Transcribe all of the material exactly, except for its pictures.
⟨
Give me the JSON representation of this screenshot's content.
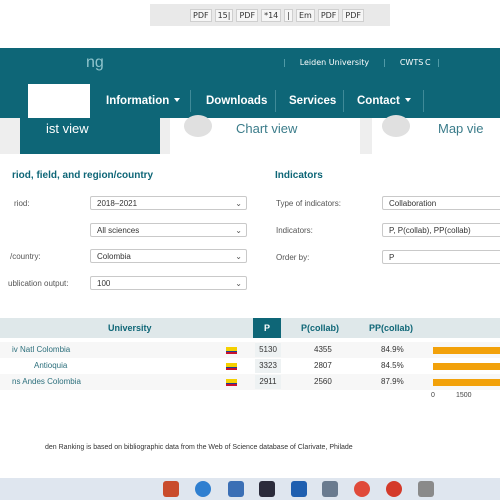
{
  "browser": {
    "toolbar_items": [
      "PDF",
      "15|",
      "PDF",
      "*14",
      "|",
      "Em",
      "PDF",
      "PDF"
    ]
  },
  "header": {
    "brand": "ng",
    "links": [
      "Leiden University",
      "CWTS",
      "C"
    ]
  },
  "nav": {
    "items": [
      {
        "label": "Information",
        "dropdown": true
      },
      {
        "label": "Downloads",
        "dropdown": false
      },
      {
        "label": "Services",
        "dropdown": false
      },
      {
        "label": "Contact",
        "dropdown": true
      }
    ]
  },
  "tabs": {
    "list": "ist view",
    "chart": "Chart view",
    "map": "Map vie"
  },
  "filters": {
    "title": "riod, field, and region/country",
    "period_label": "riod:",
    "period_value": "2018–2021",
    "field_value": "All sciences",
    "region_label": "/country:",
    "region_value": "Colombia",
    "min_output_label": "ublication output:",
    "min_output_value": "100"
  },
  "indicators": {
    "title": "Indicators",
    "type_label": "Type of indicators:",
    "type_value": "Collaboration",
    "ind_label": "Indicators:",
    "ind_value": "P, P(collab), PP(collab)",
    "order_label": "Order by:",
    "order_value": "P"
  },
  "table": {
    "headers": {
      "university": "University",
      "p": "P",
      "p_collab": "P(collab)",
      "pp_collab": "PP(collab)"
    },
    "rows": [
      {
        "university": "iv Natl Colombia",
        "p": "5130",
        "p_collab": "4355",
        "pp_collab": "84.9%"
      },
      {
        "university": "Antioquia",
        "p": "3323",
        "p_collab": "2807",
        "pp_collab": "84.5%"
      },
      {
        "university": "ns Andes Colombia",
        "p": "2911",
        "p_collab": "2560",
        "pp_collab": "87.9%"
      }
    ],
    "axis_ticks": [
      "0",
      "1500"
    ]
  },
  "chart_data": {
    "type": "bar",
    "categories": [
      "iv Natl Colombia",
      "Antioquia",
      "ns Andes Colombia"
    ],
    "values": [
      5130,
      3323,
      2911
    ],
    "xlim": [
      0,
      1500
    ]
  },
  "footer": {
    "text": "den Ranking is based on bibliographic data from the Web of Science database of Clarivate, Philade"
  },
  "colors": {
    "teal": "#0e6677",
    "bar": "#f2a10a",
    "header_row": "#dfe8ea"
  },
  "taskbar": {
    "icons": [
      "acrobat-icon",
      "edge-icon",
      "calendar-icon",
      "teams-icon",
      "word-icon",
      "photos-icon",
      "chrome-icon",
      "pdf-reader-icon",
      "settings-icon"
    ]
  }
}
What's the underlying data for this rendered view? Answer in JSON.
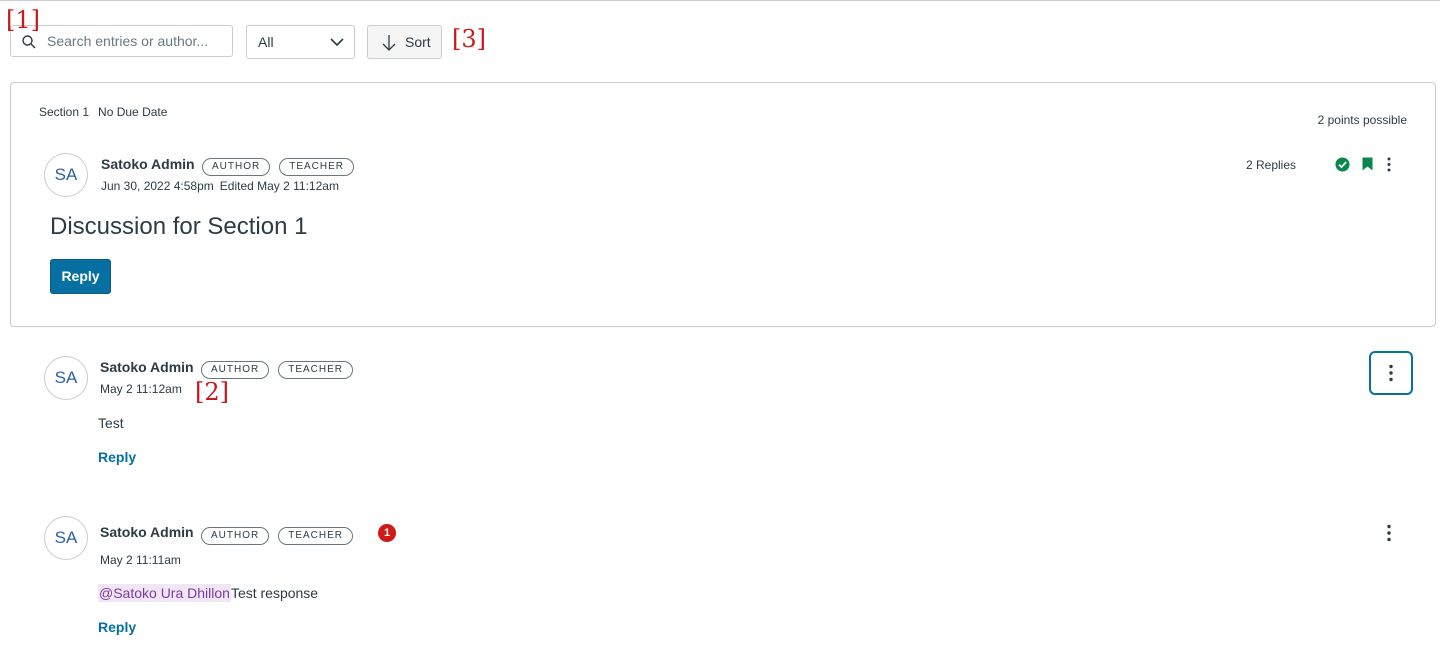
⟩
- **Task solution**:
Give me the JSON representation of this screenshot's content.
{
  "browser": {
    "toolbar_items": [
      "PDF",
      "15|",
      "PDF",
      "*14",
      "|",
      "Em",
      "PDF",
      "PDF"
    ]
  },
  "header": {
    "brand": "ng",
    "links": [
      "Leiden University",
      "CWTS",
      "C"
    ]
  },
  "nav": {
    "items": [
      {
        "label": "Information",
        "dropdown": true
      },
      {
        "label": "Downloads",
        "dropdown": false
      },
      {
        "label": "Services",
        "dropdown": false
      },
      {
        "label": "Contact",
        "dropdown": true
      }
    ]
  },
  "tabs": {
    "list": "ist view",
    "chart": "Chart view",
    "map": "Map vie"
  },
  "filters": {
    "title": "riod, field, and region/country",
    "period_label": "riod:",
    "period_value": "2018–2021",
    "field_value": "All sciences",
    "region_label": "/country:",
    "region_value": "Colombia",
    "min_output_label": "ublication output:",
    "min_output_value": "100"
  },
  "indicators": {
    "title": "Indicators",
    "type_label": "Type of indicators:",
    "type_value": "Collaboration",
    "ind_label": "Indicators:",
    "ind_value": "P, P(collab), PP(collab)",
    "order_label": "Order by:",
    "order_value": "P"
  },
  "table": {
    "headers": {
      "university": "University",
      "p": "P",
      "p_collab": "P(collab)",
      "pp_collab": "PP(collab)"
    },
    "rows": [
      {
        "university": "iv Natl Colombia",
        "p": "5130",
        "p_collab": "4355",
        "pp_collab": "84.9%"
      },
      {
        "university": "Antioquia",
        "p": "3323",
        "p_collab": "2807",
        "pp_collab": "84.5%"
      },
      {
        "university": "ns Andes Colombia",
        "p": "2911",
        "p_collab": "2560",
        "pp_collab": "87.9%"
      }
    ],
    "axis_ticks": [
      "0",
      "1500"
    ]
  },
  "chart_data": {
    "type": "bar",
    "categories": [
      "iv Natl Colombia",
      "Antioquia",
      "ns Andes Colombia"
    ],
    "values": [
      5130,
      3323,
      2911
    ],
    "xlim": [
      0,
      1500
    ]
  },
  "footer": {
    "text": "den Ranking is based on bibliographic data from the Web of Science database of Clarivate, Philade"
  },
  "colors": {
    "teal": "#0e6677",
    "bar": "#f2a10a",
    "header_row": "#dfe8ea"
  },
  "taskbar": {
    "icons": [
      "acrobat-icon",
      "edge-icon",
      "calendar-icon",
      "teams-icon",
      "word-icon",
      "photos-icon",
      "chrome-icon",
      "pdf-reader-icon",
      "settings-icon"
    ]
  }
}
What's the underlying data for this rendered view? Answer in JSON.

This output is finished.